» Short problem
Report how many lines contain the word "style", with no other text.

» Exercise data
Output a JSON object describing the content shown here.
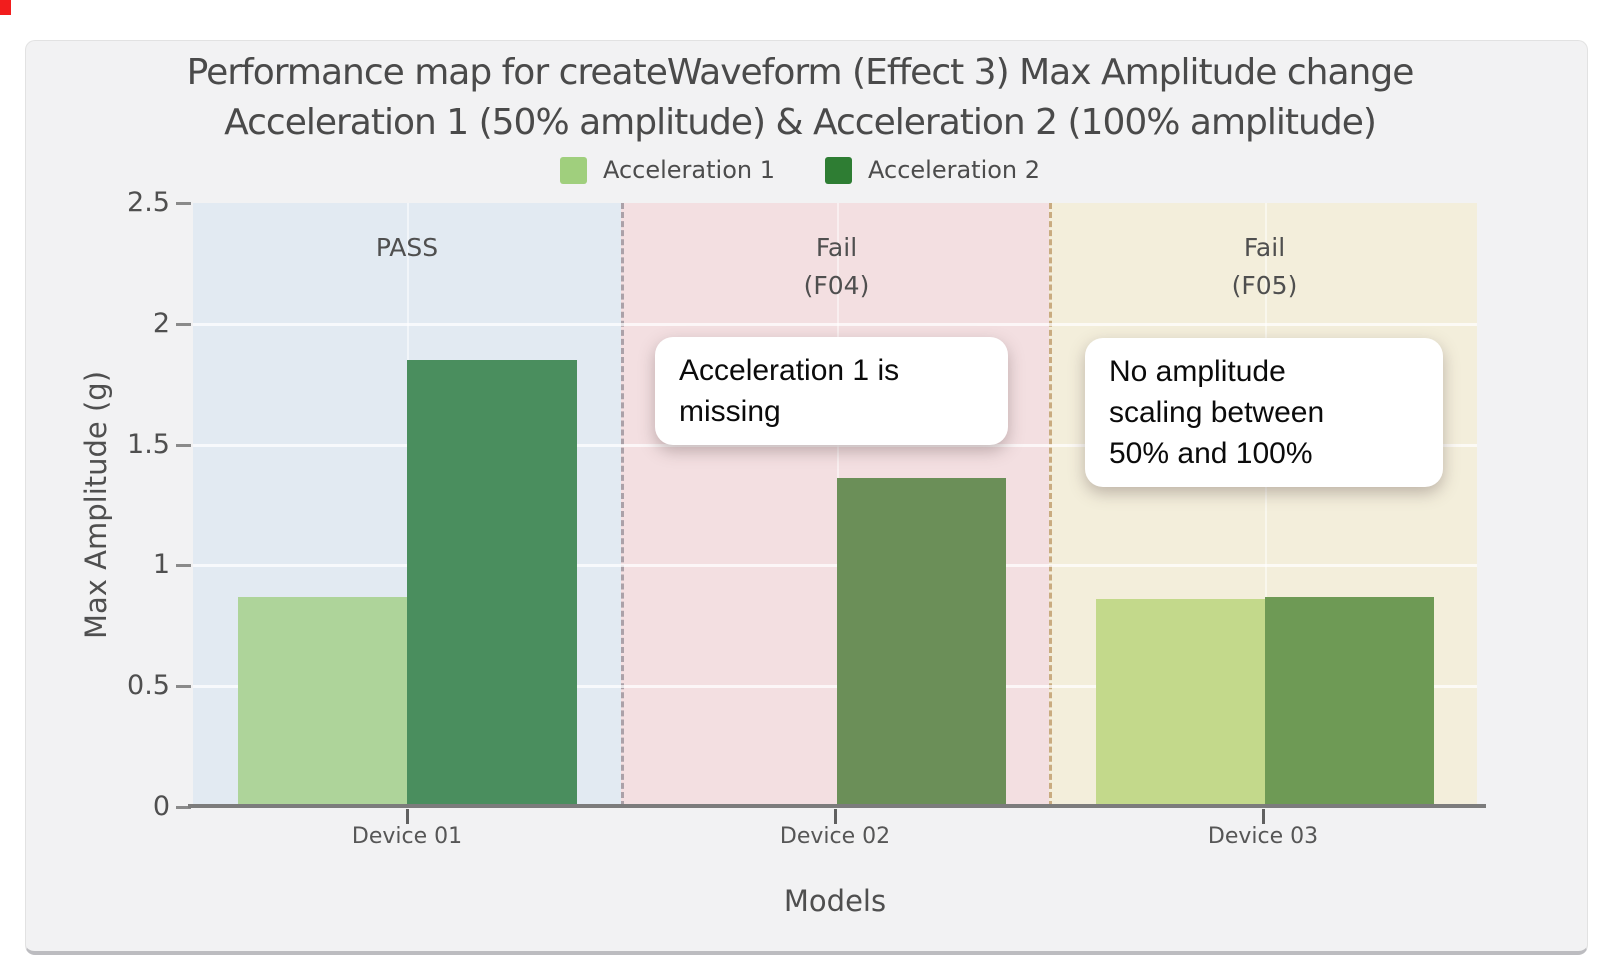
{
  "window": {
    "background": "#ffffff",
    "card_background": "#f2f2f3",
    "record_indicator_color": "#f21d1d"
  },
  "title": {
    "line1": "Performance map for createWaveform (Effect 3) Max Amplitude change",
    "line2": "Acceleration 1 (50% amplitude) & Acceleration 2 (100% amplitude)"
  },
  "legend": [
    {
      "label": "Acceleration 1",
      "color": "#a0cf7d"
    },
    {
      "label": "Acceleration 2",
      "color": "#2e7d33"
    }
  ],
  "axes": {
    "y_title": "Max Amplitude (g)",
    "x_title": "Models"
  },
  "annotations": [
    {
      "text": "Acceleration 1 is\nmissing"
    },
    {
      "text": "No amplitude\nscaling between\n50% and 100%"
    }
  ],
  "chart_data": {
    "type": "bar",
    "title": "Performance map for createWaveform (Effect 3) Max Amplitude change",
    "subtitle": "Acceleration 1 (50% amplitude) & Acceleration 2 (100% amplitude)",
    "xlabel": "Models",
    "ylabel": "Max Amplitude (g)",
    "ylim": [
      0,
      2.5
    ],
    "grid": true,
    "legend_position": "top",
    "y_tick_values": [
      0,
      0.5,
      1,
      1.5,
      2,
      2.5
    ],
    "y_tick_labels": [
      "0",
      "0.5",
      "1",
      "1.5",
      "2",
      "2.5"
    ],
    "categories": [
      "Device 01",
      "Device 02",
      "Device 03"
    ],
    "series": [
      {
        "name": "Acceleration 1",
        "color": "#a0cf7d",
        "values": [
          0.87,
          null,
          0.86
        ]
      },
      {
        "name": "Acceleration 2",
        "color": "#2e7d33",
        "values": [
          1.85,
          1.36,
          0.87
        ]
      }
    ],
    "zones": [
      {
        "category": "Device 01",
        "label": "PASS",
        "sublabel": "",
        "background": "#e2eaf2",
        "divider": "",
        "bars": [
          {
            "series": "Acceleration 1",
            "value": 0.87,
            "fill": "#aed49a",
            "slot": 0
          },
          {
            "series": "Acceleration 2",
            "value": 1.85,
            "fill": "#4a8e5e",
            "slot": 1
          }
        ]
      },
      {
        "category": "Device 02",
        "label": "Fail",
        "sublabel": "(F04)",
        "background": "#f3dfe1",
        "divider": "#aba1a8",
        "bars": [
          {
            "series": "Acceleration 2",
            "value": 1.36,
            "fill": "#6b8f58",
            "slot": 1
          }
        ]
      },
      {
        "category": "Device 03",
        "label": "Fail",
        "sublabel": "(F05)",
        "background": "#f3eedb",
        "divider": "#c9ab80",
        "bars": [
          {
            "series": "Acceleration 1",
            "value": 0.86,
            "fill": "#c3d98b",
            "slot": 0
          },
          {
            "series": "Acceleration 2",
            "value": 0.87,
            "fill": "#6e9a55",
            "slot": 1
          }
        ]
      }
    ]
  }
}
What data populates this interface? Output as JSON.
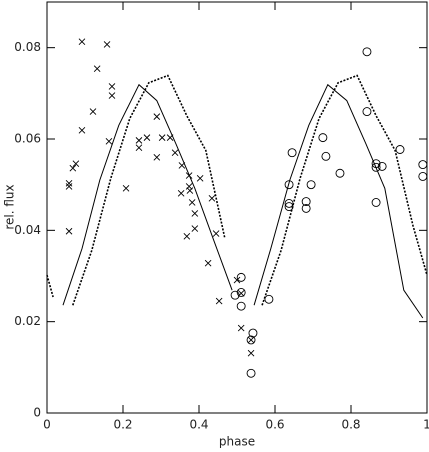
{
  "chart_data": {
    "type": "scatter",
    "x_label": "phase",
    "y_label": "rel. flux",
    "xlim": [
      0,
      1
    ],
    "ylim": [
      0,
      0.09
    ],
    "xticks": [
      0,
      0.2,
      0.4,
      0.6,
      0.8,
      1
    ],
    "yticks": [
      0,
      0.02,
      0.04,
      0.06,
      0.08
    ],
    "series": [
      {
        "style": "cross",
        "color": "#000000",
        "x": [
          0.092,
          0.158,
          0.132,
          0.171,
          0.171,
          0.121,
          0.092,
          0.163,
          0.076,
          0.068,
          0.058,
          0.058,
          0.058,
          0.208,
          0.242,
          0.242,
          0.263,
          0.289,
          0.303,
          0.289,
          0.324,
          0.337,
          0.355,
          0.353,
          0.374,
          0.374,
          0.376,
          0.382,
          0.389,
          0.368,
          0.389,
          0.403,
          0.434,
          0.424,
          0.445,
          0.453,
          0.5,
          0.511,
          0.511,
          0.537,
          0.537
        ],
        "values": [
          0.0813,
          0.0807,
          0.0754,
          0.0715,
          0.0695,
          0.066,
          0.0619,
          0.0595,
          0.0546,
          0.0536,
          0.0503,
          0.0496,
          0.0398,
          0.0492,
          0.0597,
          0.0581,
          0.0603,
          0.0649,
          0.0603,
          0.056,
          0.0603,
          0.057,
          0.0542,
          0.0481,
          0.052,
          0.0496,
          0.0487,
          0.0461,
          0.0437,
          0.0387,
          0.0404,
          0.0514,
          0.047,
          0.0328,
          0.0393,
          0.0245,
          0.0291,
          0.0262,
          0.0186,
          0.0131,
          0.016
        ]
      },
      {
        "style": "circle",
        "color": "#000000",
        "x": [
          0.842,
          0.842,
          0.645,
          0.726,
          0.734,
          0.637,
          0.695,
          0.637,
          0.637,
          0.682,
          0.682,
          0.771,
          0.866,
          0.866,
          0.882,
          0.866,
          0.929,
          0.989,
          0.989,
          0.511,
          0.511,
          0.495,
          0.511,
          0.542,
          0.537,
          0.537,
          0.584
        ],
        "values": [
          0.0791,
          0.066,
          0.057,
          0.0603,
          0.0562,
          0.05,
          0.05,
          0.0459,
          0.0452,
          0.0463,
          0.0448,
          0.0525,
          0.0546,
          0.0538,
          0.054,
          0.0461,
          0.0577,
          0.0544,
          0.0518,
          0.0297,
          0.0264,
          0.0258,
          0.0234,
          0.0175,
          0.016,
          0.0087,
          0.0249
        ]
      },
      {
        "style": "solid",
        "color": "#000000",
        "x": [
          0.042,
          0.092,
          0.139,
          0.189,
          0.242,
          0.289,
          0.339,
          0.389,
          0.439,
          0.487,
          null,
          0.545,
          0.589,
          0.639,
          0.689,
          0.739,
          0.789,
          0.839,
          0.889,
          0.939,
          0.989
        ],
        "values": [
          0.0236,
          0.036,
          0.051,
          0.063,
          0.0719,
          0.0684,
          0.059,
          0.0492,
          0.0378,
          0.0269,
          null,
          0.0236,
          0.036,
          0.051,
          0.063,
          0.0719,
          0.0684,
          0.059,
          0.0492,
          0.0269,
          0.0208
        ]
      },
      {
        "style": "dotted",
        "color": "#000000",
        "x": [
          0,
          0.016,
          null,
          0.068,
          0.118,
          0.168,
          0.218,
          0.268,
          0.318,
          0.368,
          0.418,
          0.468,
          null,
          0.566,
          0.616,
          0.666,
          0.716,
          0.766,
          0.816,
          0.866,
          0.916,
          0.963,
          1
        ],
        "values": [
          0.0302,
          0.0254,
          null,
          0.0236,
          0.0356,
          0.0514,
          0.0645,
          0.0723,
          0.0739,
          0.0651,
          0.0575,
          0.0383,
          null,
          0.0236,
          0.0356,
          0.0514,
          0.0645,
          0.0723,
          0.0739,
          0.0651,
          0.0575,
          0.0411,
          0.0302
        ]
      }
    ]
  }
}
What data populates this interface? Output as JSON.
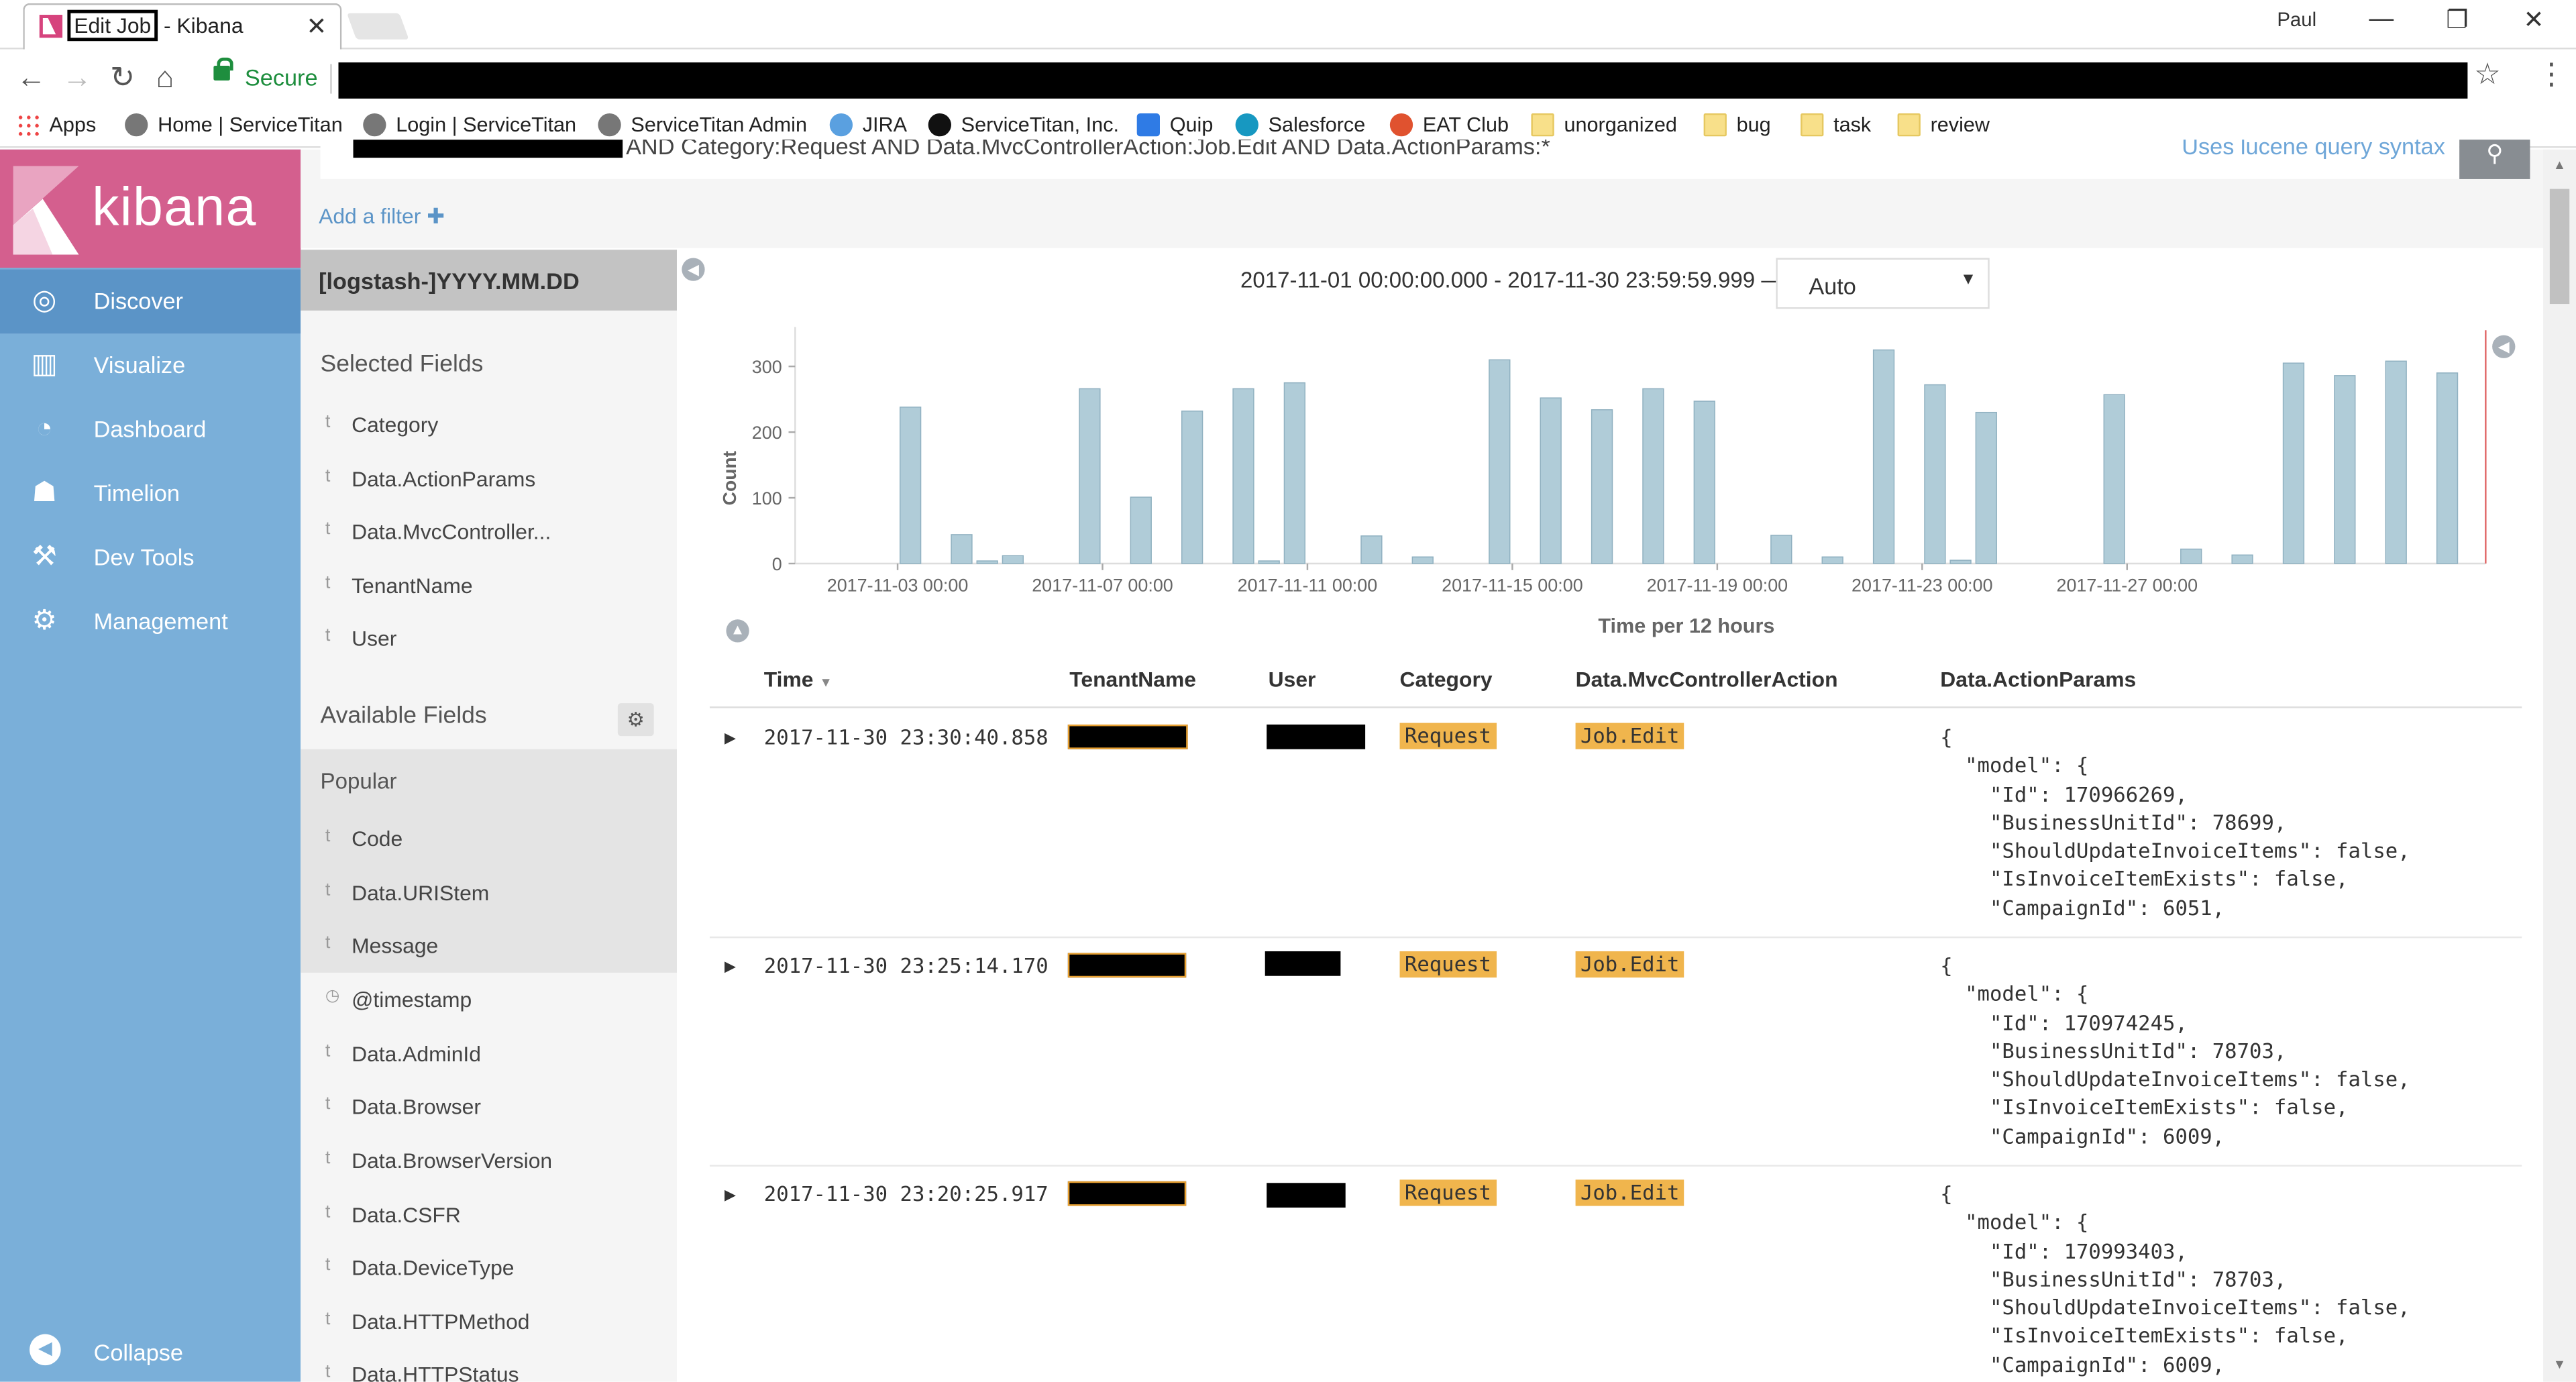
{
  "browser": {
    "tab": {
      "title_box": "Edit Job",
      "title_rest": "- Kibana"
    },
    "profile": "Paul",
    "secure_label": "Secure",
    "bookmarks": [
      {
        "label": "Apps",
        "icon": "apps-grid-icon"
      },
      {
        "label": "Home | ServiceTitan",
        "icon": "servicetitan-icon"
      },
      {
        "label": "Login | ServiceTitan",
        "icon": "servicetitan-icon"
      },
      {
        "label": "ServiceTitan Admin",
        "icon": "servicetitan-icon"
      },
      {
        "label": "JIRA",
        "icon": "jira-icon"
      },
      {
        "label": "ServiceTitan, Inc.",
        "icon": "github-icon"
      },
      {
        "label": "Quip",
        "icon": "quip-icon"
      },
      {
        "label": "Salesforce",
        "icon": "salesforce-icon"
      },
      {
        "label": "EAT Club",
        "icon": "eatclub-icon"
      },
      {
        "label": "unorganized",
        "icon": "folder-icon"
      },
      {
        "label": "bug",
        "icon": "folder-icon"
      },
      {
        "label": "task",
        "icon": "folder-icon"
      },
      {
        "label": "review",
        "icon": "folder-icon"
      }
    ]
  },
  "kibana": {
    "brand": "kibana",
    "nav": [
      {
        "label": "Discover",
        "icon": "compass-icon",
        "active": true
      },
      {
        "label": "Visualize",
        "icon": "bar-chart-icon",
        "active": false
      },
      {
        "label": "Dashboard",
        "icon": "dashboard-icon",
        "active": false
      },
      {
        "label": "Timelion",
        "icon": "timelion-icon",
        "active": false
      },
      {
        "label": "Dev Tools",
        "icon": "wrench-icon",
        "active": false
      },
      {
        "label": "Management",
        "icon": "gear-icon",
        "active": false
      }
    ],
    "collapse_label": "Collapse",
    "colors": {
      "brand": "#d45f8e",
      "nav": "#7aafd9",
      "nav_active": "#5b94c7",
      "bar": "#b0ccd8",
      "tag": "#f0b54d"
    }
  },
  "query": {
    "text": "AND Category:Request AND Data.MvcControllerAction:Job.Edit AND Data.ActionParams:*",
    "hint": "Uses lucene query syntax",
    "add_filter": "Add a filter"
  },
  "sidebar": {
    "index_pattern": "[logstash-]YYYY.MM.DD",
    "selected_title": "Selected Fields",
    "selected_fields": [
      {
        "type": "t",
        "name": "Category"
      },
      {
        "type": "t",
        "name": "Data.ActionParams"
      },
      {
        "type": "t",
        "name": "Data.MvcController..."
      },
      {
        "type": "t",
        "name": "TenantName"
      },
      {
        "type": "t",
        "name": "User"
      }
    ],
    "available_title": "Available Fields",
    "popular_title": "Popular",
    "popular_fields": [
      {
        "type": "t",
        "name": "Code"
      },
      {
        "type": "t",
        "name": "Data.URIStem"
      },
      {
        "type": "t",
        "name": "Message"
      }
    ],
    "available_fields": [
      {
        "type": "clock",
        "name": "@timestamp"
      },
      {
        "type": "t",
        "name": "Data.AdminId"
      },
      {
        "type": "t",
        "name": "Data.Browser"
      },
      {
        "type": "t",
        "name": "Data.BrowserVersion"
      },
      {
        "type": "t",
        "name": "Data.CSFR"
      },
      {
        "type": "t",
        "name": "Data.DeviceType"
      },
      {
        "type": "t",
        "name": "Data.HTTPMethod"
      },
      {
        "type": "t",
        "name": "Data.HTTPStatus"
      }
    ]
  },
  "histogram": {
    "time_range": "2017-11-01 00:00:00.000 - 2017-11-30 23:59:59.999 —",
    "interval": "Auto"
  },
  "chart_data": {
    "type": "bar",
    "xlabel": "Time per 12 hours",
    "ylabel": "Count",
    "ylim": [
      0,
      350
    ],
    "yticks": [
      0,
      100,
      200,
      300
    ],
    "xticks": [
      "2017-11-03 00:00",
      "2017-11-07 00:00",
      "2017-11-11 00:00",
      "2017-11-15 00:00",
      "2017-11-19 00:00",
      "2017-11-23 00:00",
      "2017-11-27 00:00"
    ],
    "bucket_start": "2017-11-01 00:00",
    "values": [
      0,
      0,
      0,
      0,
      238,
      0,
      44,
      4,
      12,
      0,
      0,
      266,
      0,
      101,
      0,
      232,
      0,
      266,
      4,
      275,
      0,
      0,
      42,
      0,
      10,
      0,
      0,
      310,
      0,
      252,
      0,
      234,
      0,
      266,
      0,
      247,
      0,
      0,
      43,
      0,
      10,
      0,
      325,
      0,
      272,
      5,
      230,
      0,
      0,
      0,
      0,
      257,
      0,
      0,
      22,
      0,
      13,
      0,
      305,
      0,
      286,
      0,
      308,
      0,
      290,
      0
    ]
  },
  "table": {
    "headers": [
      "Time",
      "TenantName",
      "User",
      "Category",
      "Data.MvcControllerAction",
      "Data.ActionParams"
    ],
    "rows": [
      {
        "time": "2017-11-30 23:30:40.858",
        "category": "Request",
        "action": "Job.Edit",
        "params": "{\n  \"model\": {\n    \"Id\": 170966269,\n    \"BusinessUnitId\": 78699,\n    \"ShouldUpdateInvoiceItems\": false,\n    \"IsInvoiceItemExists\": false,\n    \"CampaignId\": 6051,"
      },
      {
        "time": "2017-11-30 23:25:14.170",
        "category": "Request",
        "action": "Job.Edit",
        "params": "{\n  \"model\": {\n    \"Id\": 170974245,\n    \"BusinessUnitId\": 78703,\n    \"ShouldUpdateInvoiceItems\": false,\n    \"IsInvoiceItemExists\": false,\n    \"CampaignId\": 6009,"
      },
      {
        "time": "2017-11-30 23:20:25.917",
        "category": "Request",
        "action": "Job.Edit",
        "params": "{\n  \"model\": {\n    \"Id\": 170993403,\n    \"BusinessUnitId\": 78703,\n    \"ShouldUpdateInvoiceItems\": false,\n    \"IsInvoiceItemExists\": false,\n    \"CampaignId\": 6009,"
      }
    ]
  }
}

» Solution to the problem
4